Given request -> Return every one of the dataset entry lines below verbatim, leaving out the pictures.

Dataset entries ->
···
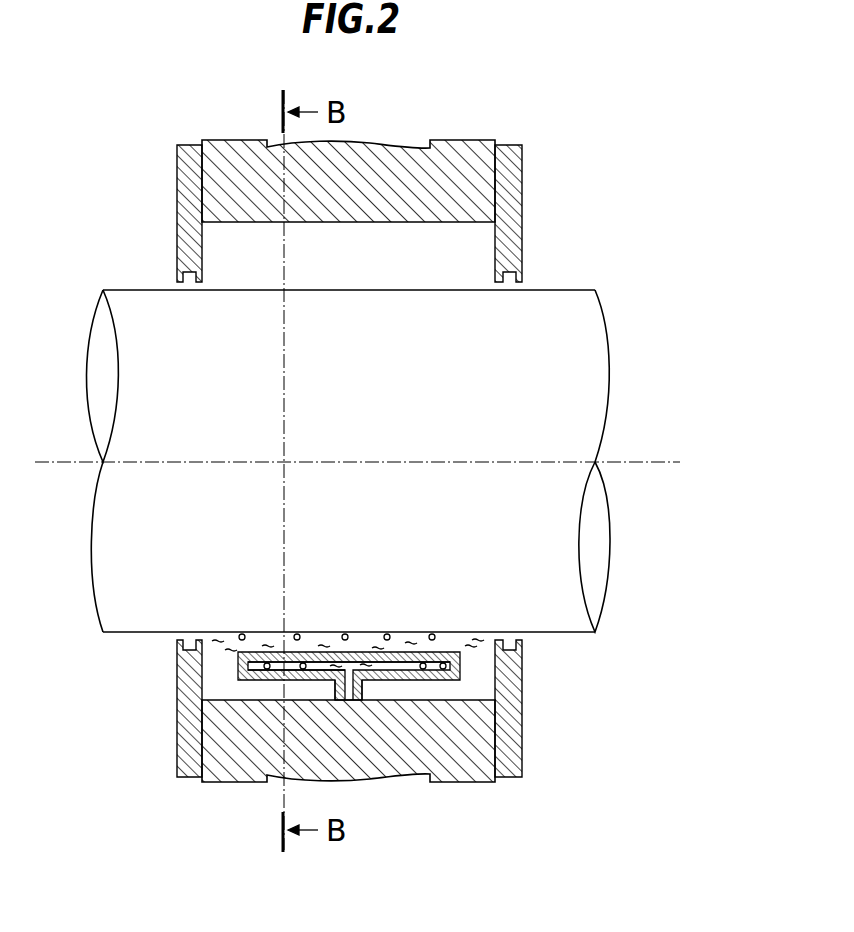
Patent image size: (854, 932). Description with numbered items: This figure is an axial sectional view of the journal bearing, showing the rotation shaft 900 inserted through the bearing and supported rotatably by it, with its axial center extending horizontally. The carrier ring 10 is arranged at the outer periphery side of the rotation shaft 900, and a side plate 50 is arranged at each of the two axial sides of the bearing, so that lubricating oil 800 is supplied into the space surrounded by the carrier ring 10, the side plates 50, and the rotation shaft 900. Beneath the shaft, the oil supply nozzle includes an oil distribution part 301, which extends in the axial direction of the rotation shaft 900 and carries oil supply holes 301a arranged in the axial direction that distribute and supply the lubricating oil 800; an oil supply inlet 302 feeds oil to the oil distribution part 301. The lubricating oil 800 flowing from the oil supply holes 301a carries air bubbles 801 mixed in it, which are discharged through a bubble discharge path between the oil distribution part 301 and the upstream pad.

The carrier ring 10 is at (462, 142).
The side plate 50 is at (177, 186).
The rotation shaft 900 is at (555, 347).
The lubricating oil 800 is at (268, 640).
The air bubbles 801 is at (242, 634).
The oil distribution part 301 is at (397, 652).
The oil supply hole 301a is at (313, 650).
The oil supply inlet 302 is at (360, 693).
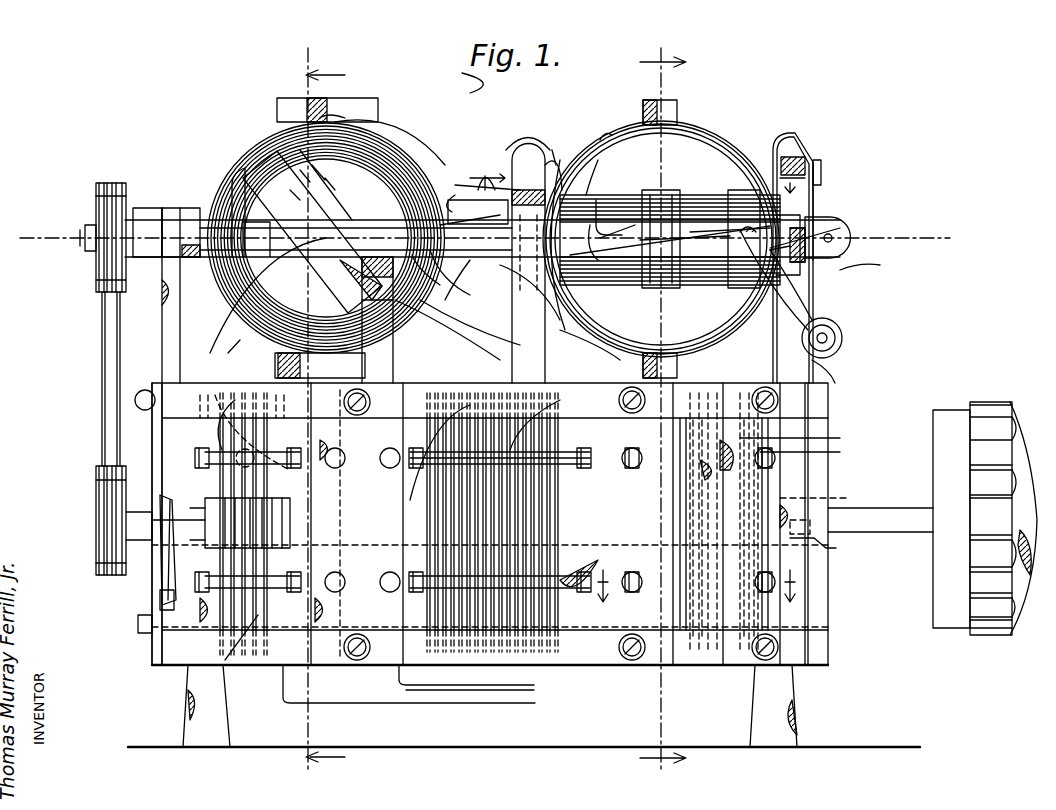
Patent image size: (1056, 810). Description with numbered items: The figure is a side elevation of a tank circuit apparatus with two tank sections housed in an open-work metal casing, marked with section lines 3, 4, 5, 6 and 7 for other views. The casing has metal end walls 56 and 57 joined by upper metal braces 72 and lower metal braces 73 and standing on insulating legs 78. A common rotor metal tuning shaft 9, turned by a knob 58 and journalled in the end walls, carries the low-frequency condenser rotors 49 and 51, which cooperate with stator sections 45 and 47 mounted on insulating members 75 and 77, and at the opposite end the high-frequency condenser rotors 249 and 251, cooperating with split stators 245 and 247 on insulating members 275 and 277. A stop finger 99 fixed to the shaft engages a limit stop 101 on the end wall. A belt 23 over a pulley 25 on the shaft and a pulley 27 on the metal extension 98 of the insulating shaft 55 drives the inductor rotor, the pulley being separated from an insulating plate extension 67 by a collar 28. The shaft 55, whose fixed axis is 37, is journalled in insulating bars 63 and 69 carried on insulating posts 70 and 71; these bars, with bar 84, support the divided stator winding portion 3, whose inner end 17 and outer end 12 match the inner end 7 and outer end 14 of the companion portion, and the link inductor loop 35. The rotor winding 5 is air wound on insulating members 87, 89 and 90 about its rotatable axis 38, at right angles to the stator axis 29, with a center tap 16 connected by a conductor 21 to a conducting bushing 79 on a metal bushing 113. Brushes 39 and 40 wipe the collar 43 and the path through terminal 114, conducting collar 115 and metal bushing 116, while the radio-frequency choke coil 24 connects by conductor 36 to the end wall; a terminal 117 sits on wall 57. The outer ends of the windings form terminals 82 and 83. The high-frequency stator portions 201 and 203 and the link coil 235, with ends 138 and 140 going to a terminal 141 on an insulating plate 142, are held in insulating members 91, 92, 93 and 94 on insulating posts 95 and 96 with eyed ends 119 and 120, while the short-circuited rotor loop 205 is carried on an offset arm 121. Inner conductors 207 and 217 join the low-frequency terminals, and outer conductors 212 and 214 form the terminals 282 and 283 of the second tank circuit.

The stator inductor-winding portion 3 is at (697, 595).
The section line 4- 4 is at (638, 170).
The rotor winding 5 is at (622, 195).
The section line 6- 6 is at (663, 407).
The inner end 7 is at (551, 133).
The rotor metal tuning shaft 9 is at (888, 532).
The outer end 12 is at (600, 353).
The outer end 14 is at (792, 298).
The center tap 16 is at (582, 282).
The inner end 17 is at (782, 138).
The conductor 21 is at (640, 280).
The belt 23 is at (101, 346).
The radio-frequency choke coil 24 is at (840, 328).
The pulley 25 is at (97, 470).
The pulley 27 is at (97, 183).
The bushing or collar 28 is at (147, 213).
The fixed axis 29 is at (680, 225).
The link inductor loop 35 is at (700, 118).
The conductor 36 is at (845, 353).
The fixed axis 37 is at (22, 238).
The rotatable axis 38 is at (662, 300).
The brush or wiping blade 39 is at (520, 146).
The brush or wiping blade 40 is at (810, 147).
The collar or bushing 43 is at (840, 225).
The stationary-condenser plate section 45 is at (440, 486).
The stationary-condenser plate section 47 is at (700, 665).
The rotary-condenser plate section 49 is at (425, 613).
The rotary-condenser plate section 51 is at (805, 424).
The insulating shaft 55 is at (618, 134).
The metal end wall 56 is at (808, 476).
The metal end wall 57 is at (152, 448).
The knob 58 is at (1005, 400).
The insulating bar 63 is at (802, 238).
The insulating plate extension 67 is at (166, 342).
The insulating bar 69 is at (552, 180).
The insulating pillar or post 70 is at (873, 262).
The insulating pillar or post 71 is at (516, 298).
The upper metal brace 72 is at (515, 378).
The lower metal brace 73 is at (290, 672).
The insulating member 75 is at (545, 298).
The insulating member 77 is at (610, 662).
The insulating leg 78 is at (190, 728).
The conducting bushing 79 is at (712, 210).
The terminal 82 is at (590, 458).
The terminal 83 is at (815, 443).
The insulating bar 84 is at (664, 102).
The insulating member 87 is at (575, 195).
The insulating member 89 is at (746, 190).
The insulating member 90 is at (650, 288).
The insulating member 91 is at (282, 105).
The insulating member 92 is at (275, 360).
The insulating member 93 is at (452, 200).
The insulating member 94 is at (324, 276).
The insulating post 95 is at (398, 358).
The insulating post 96 is at (230, 346).
The metal extension 98 is at (210, 230).
The stop finger 99 is at (825, 494).
The limit stop 101 is at (829, 539).
The metal bushing 113 is at (812, 215).
The terminal 114 is at (600, 198).
The conducting collar 115 is at (658, 215).
The metal bushing 116 is at (590, 130).
The terminal 117 is at (165, 573).
The end 119 is at (452, 279).
The end 120 is at (184, 218).
The offset arm 121 is at (236, 190).
The end 138 is at (362, 304).
The end 140 is at (447, 290).
The terminal 141 is at (480, 190).
The insulating plate 142 is at (552, 140).
The inductor-winding portion 201 is at (240, 163).
The inductor-winding portion 203 is at (388, 140).
The rotor winding 205 is at (360, 146).
The inner end conductor 207 is at (470, 322).
The outer end conductor 212 is at (255, 295).
The outer end conductor 214 is at (250, 520).
The inner end conductor 217 is at (420, 393).
The link coil 235 is at (378, 115).
The split stator 245 is at (212, 482).
The split stator 247 is at (322, 553).
The rotor 249 is at (258, 613).
The rotor 251 is at (320, 488).
The insulating member 275 is at (205, 454).
The insulating member 277 is at (330, 672).
The terminal 282 is at (195, 403).
The terminal 283 is at (400, 398).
···
Complete answer ->
Patent image size: (854, 932). Description with numbered items: This figure is an axial sectional view of the journal bearing, showing the rotation shaft 900 inserted through the bearing and supported rotatably by it, with its axial center extending horizontally. The carrier ring 10 is arranged at the outer periphery side of the rotation shaft 900, and a side plate 50 is arranged at each of the two axial sides of the bearing, so that lubricating oil 800 is supplied into the space surrounded by the carrier ring 10, the side plates 50, and the rotation shaft 900. Beneath the shaft, the oil supply nozzle includes an oil distribution part 301, which extends in the axial direction of the rotation shaft 900 and carries oil supply holes 301a arranged in the axial direction that distribute and supply the lubricating oil 800; an oil supply inlet 302 feeds oil to the oil distribution part 301. The lubricating oil 800 flowing from the oil supply holes 301a carries air bubbles 801 mixed in it, which are discharged through a bubble discharge path between the oil distribution part 301 and the upstream pad.

The carrier ring 10 is at (462, 142).
The side plate 50 is at (177, 186).
The rotation shaft 900 is at (555, 347).
The lubricating oil 800 is at (268, 640).
The air bubbles 801 is at (242, 634).
The oil distribution part 301 is at (397, 652).
The oil supply hole 301a is at (313, 650).
The oil supply inlet 302 is at (360, 693).
Patent image size: (1056, 810). Description with numbered items: The figure is a side elevation of a tank circuit apparatus with two tank sections housed in an open-work metal casing, marked with section lines 3, 4, 5, 6 and 7 for other views. The casing has metal end walls 56 and 57 joined by upper metal braces 72 and lower metal braces 73 and standing on insulating legs 78. A common rotor metal tuning shaft 9, turned by a knob 58 and journalled in the end walls, carries the low-frequency condenser rotors 49 and 51, which cooperate with stator sections 45 and 47 mounted on insulating members 75 and 77, and at the opposite end the high-frequency condenser rotors 249 and 251, cooperating with split stators 245 and 247 on insulating members 275 and 277. A stop finger 99 fixed to the shaft engages a limit stop 101 on the end wall. A belt 23 over a pulley 25 on the shaft and a pulley 27 on the metal extension 98 of the insulating shaft 55 drives the inductor rotor, the pulley being separated from an insulating plate extension 67 by a collar 28. The shaft 55, whose fixed axis is 37, is journalled in insulating bars 63 and 69 carried on insulating posts 70 and 71; these bars, with bar 84, support the divided stator winding portion 3, whose inner end 17 and outer end 12 match the inner end 7 and outer end 14 of the companion portion, and the link inductor loop 35. The rotor winding 5 is air wound on insulating members 87, 89 and 90 about its rotatable axis 38, at right angles to the stator axis 29, with a center tap 16 connected by a conductor 21 to a conducting bushing 79 on a metal bushing 113. Brushes 39 and 40 wipe the collar 43 and the path through terminal 114, conducting collar 115 and metal bushing 116, while the radio-frequency choke coil 24 connects by conductor 36 to the end wall; a terminal 117 sits on wall 57. The outer ends of the windings form terminals 82 and 83. The high-frequency stator portions 201 and 203 and the link coil 235, with ends 138 and 140 going to a terminal 141 on an insulating plate 142, are held in insulating members 91, 92, 93 and 94 on insulating posts 95 and 96 with eyed ends 119 and 120, while the short-circuited rotor loop 205 is carried on an offset arm 121. Inner conductors 207 and 217 join the low-frequency terminals, and outer conductors 212 and 214 form the terminals 282 and 283 of the second tank circuit.

The stator inductor-winding portion 3 is at (697, 595).
The section line 4- 4 is at (638, 170).
The rotor winding 5 is at (622, 195).
The section line 6- 6 is at (663, 407).
The inner end 7 is at (551, 133).
The rotor metal tuning shaft 9 is at (888, 532).
The outer end 12 is at (600, 353).
The outer end 14 is at (792, 298).
The center tap 16 is at (582, 282).
The inner end 17 is at (782, 138).
The conductor 21 is at (640, 280).
The belt 23 is at (101, 346).
The radio-frequency choke coil 24 is at (840, 328).
The pulley 25 is at (97, 470).
The pulley 27 is at (97, 183).
The bushing or collar 28 is at (147, 213).
The fixed axis 29 is at (680, 225).
The link inductor loop 35 is at (700, 118).
The conductor 36 is at (845, 353).
The fixed axis 37 is at (22, 238).
The rotatable axis 38 is at (662, 300).
The brush or wiping blade 39 is at (520, 146).
The brush or wiping blade 40 is at (810, 147).
The collar or bushing 43 is at (840, 225).
The stationary-condenser plate section 45 is at (440, 486).
The stationary-condenser plate section 47 is at (700, 665).
The rotary-condenser plate section 49 is at (425, 613).
The rotary-condenser plate section 51 is at (805, 424).
The insulating shaft 55 is at (618, 134).
The metal end wall 56 is at (808, 476).
The metal end wall 57 is at (152, 448).
The knob 58 is at (1005, 400).
The insulating bar 63 is at (802, 238).
The insulating plate extension 67 is at (166, 342).
The insulating bar 69 is at (552, 180).
The insulating pillar or post 70 is at (873, 262).
The insulating pillar or post 71 is at (516, 298).
The upper metal brace 72 is at (515, 378).
The lower metal brace 73 is at (290, 672).
The insulating member 75 is at (545, 298).
The insulating member 77 is at (610, 662).
The insulating leg 78 is at (190, 728).
The conducting bushing 79 is at (712, 210).
The terminal 82 is at (590, 458).
The terminal 83 is at (815, 443).
The insulating bar 84 is at (664, 102).
The insulating member 87 is at (575, 195).
The insulating member 89 is at (746, 190).
The insulating member 90 is at (650, 288).
The insulating member 91 is at (282, 105).
The insulating member 92 is at (275, 360).
The insulating member 93 is at (452, 200).
The insulating member 94 is at (324, 276).
The insulating post 95 is at (398, 358).
The insulating post 96 is at (230, 346).
The metal extension 98 is at (210, 230).
The stop finger 99 is at (825, 494).
The limit stop 101 is at (829, 539).
The metal bushing 113 is at (812, 215).
The terminal 114 is at (600, 198).
The conducting collar 115 is at (658, 215).
The metal bushing 116 is at (590, 130).
The terminal 117 is at (165, 573).
The end 119 is at (452, 279).
The end 120 is at (184, 218).
The offset arm 121 is at (236, 190).
The end 138 is at (362, 304).
The end 140 is at (447, 290).
The terminal 141 is at (480, 190).
The insulating plate 142 is at (552, 140).
The inductor-winding portion 201 is at (240, 163).
The inductor-winding portion 203 is at (388, 140).
The rotor winding 205 is at (360, 146).
The inner end conductor 207 is at (470, 322).
The outer end conductor 212 is at (255, 295).
The outer end conductor 214 is at (250, 520).
The inner end conductor 217 is at (420, 393).
The link coil 235 is at (378, 115).
The split stator 245 is at (212, 482).
The split stator 247 is at (322, 553).
The rotor 249 is at (258, 613).
The rotor 251 is at (320, 488).
The insulating member 275 is at (205, 454).
The insulating member 277 is at (330, 672).
The terminal 282 is at (195, 403).
The terminal 283 is at (400, 398).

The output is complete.